The request: In how many lines of the data does the word "Autodesk" appear? Give the number by itself.

Available records:
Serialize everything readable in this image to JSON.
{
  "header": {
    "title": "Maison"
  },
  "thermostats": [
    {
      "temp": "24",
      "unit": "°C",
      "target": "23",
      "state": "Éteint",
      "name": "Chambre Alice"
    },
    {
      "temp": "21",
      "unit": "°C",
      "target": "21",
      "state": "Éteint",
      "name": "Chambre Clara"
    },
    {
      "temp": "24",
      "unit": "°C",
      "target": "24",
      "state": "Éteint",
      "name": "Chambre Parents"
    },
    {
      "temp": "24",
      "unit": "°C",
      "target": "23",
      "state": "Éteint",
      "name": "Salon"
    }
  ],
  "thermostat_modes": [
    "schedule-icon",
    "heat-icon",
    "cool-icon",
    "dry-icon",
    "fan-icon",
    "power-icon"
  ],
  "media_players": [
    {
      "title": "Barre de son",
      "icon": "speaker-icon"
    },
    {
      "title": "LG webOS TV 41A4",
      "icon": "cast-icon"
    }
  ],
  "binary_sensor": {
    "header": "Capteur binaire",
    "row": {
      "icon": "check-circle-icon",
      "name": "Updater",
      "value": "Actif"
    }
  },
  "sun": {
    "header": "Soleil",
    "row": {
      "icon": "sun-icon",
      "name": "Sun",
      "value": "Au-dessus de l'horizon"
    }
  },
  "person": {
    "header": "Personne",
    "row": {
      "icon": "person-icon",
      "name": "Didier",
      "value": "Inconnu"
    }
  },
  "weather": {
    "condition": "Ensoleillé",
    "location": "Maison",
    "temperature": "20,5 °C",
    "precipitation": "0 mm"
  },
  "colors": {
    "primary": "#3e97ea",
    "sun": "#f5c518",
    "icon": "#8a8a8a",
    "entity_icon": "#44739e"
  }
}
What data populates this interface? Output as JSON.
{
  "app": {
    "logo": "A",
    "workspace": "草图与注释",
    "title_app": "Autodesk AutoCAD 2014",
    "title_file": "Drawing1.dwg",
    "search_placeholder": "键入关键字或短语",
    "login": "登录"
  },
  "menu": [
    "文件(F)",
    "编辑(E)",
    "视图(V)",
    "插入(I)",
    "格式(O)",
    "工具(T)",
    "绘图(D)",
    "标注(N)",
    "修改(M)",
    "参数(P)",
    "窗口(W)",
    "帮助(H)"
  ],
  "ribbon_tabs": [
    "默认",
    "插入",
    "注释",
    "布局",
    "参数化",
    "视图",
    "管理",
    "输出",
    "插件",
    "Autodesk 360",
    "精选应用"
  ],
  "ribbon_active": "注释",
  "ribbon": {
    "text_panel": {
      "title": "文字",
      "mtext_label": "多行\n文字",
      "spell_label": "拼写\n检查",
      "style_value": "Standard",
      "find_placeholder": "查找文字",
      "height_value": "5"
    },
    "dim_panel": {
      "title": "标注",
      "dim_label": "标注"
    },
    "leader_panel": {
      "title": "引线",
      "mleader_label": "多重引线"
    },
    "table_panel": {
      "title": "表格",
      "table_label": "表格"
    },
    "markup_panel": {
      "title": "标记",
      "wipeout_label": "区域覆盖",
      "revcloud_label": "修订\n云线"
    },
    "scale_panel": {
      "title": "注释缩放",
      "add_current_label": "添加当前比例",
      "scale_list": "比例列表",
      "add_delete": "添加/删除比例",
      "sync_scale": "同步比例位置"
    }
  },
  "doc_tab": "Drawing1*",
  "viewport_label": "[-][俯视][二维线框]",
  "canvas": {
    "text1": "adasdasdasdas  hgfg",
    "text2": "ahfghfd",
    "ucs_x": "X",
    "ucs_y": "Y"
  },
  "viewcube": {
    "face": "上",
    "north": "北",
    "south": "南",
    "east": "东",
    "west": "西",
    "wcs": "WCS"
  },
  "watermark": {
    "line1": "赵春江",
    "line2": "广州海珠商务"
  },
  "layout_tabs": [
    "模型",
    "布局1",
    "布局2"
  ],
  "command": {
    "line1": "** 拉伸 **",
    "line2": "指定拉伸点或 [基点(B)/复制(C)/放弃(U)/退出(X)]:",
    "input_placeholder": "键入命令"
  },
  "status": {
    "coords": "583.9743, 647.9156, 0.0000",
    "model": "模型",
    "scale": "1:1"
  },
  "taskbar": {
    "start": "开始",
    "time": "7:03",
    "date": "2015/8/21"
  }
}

Exercise output: 2